### PROBLEM DETAILS:
Search the material for the string "mean", then report how many lines hold it, with no other text.
START DATASET
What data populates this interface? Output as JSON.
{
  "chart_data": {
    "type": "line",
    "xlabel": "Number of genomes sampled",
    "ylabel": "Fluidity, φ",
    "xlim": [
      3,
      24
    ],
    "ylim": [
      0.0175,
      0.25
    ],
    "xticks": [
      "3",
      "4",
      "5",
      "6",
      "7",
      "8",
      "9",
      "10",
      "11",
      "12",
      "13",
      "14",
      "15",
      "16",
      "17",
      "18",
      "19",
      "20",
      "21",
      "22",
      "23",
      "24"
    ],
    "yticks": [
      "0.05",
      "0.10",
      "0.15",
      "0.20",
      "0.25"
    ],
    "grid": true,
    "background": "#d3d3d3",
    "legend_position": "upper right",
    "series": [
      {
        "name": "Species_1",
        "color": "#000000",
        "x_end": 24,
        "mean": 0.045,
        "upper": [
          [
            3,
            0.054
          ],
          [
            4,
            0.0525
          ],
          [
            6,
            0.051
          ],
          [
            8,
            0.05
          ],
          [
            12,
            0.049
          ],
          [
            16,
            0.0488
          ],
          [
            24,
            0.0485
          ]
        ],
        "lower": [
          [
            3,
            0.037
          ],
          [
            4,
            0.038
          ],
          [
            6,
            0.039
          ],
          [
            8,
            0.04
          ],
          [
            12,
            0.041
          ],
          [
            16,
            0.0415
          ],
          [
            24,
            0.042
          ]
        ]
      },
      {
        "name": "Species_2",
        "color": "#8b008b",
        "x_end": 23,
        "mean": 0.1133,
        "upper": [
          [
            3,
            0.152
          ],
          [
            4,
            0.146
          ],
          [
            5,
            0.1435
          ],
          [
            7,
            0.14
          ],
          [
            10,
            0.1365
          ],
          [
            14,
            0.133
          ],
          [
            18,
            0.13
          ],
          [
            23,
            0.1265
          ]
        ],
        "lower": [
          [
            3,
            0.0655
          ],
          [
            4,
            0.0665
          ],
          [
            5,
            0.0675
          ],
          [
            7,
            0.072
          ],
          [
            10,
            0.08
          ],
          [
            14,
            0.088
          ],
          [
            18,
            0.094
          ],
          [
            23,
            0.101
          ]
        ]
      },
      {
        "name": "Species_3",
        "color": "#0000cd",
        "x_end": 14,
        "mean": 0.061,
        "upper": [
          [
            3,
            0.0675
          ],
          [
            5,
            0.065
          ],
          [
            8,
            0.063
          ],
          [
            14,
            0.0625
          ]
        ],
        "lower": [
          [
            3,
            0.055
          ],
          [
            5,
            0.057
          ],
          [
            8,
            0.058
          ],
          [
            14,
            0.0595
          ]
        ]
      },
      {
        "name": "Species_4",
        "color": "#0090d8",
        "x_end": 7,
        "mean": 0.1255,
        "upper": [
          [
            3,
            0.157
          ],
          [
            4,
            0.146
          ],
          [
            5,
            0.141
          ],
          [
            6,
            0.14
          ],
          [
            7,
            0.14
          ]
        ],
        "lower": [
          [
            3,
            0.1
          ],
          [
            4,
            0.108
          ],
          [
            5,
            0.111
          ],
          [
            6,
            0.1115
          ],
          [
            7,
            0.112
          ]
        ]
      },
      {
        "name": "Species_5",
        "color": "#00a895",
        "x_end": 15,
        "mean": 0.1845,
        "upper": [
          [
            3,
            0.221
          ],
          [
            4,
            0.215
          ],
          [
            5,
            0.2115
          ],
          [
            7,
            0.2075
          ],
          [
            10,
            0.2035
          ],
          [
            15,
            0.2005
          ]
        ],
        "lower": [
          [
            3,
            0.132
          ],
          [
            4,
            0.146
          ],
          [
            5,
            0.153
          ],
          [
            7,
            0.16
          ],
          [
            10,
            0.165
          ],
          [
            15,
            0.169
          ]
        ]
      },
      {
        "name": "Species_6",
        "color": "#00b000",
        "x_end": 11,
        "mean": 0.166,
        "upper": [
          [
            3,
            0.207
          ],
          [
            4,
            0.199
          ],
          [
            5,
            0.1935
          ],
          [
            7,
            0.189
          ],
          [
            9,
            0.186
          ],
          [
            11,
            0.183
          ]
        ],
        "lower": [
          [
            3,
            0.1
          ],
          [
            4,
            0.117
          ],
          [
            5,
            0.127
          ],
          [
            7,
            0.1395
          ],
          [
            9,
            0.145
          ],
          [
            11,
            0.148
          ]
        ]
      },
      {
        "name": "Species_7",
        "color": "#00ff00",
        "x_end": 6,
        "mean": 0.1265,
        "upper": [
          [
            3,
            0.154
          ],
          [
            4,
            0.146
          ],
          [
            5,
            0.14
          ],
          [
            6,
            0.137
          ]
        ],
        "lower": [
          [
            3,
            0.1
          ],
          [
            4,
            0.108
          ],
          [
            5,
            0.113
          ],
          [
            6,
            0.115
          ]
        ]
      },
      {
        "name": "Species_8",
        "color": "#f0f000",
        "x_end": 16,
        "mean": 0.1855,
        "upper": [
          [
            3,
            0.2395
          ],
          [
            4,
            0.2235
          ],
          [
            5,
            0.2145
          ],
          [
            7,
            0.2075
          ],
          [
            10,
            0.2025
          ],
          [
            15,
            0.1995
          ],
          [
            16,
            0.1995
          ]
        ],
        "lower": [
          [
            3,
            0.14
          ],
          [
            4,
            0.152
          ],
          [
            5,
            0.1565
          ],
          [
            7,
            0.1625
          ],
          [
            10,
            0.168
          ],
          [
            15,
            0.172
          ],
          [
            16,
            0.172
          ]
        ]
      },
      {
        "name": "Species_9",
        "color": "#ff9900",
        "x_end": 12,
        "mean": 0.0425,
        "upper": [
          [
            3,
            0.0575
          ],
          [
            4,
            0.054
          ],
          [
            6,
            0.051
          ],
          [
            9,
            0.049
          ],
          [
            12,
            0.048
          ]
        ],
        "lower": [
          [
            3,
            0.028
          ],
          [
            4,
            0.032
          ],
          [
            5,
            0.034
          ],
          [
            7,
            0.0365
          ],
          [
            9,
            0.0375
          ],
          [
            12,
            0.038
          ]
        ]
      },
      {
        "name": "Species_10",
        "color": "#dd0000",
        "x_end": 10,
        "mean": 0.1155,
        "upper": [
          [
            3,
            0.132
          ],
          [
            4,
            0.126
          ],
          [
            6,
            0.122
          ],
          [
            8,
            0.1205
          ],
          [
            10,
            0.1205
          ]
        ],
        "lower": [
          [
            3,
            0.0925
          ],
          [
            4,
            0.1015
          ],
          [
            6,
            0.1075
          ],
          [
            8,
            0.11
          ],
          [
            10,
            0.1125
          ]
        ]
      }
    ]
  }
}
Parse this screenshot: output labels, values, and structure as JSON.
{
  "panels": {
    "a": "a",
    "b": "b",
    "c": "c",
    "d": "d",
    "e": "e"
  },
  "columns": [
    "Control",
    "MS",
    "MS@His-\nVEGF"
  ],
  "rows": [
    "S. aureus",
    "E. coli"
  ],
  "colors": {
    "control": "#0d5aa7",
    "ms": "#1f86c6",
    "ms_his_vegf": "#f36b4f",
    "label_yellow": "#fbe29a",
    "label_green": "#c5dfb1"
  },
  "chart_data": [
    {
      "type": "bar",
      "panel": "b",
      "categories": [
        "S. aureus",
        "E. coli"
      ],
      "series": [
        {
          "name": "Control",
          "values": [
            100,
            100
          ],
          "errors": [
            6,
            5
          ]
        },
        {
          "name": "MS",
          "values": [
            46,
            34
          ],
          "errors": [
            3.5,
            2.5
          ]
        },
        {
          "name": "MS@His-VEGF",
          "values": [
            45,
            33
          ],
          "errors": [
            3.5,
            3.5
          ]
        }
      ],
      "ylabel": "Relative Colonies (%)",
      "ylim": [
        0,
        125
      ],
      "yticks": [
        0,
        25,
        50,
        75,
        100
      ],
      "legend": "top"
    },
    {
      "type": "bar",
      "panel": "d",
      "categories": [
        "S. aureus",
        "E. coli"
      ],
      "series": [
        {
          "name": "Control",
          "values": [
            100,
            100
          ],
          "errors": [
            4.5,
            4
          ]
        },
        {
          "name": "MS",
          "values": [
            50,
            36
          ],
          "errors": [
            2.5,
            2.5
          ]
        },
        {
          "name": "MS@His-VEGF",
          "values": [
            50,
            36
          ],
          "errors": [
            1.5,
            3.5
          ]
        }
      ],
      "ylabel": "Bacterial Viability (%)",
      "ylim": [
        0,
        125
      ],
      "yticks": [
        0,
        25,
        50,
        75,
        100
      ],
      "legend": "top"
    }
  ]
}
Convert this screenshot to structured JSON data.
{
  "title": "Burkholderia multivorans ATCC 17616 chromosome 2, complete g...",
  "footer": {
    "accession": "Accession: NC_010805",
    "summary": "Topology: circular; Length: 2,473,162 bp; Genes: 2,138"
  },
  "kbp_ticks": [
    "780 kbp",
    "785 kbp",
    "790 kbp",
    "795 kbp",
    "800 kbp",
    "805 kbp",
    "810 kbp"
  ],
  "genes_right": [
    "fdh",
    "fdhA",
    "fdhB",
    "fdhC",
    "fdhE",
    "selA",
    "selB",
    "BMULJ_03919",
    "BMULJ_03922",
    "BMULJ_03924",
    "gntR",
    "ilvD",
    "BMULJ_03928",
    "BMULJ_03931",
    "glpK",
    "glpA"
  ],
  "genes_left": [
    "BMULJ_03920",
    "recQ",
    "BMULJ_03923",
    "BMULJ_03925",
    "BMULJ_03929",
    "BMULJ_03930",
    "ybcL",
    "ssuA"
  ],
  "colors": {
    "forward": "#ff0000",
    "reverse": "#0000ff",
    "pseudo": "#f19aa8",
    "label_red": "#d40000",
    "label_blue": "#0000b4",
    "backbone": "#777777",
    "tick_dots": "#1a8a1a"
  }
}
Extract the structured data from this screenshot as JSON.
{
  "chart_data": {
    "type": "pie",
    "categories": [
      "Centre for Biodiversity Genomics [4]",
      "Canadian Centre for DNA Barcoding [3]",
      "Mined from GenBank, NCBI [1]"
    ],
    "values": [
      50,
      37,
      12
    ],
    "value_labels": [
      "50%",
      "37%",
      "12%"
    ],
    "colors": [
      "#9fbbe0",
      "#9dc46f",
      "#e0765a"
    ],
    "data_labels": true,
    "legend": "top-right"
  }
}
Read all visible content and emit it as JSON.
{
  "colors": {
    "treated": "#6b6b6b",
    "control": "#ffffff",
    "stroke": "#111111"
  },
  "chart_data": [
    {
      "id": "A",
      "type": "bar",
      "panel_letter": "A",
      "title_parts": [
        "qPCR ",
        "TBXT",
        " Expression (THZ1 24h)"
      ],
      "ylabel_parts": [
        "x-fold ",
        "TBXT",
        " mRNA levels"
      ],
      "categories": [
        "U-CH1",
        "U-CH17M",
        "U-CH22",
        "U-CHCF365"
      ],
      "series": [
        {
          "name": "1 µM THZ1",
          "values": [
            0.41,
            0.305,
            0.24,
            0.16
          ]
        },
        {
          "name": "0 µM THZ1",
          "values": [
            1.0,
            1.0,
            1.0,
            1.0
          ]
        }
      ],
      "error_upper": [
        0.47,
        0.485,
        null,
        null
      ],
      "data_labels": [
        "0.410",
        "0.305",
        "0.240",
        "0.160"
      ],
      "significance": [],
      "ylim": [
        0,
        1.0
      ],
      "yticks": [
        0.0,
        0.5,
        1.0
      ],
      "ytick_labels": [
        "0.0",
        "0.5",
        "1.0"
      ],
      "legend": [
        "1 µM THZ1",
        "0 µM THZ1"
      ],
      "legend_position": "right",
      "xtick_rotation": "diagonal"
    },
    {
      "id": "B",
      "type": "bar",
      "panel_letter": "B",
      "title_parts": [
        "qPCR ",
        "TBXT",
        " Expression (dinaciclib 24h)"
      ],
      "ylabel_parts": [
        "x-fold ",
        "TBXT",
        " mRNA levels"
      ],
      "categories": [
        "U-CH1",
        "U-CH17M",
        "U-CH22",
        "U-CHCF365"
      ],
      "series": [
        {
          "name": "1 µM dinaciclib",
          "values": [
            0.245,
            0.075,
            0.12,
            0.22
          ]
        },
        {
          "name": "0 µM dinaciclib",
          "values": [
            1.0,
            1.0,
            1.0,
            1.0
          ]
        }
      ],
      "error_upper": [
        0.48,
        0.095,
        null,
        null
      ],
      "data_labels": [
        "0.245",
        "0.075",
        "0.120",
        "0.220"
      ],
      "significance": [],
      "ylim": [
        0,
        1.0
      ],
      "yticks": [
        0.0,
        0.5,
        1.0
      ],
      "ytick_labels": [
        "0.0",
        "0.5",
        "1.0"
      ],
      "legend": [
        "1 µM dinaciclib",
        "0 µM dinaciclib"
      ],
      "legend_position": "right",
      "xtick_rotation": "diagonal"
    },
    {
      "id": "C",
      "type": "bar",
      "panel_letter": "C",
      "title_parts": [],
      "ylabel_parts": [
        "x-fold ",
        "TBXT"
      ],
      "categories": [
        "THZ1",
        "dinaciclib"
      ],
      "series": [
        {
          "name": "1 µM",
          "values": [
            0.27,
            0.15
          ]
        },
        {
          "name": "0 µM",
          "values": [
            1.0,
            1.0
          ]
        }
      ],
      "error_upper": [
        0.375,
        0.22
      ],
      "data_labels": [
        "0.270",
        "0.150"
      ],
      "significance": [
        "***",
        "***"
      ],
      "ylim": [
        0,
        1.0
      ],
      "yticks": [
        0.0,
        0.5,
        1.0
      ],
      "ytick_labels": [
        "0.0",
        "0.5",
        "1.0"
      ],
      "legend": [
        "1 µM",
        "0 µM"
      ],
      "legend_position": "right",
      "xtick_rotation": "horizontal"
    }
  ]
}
END DATASET
### ANSWER SPACE:
10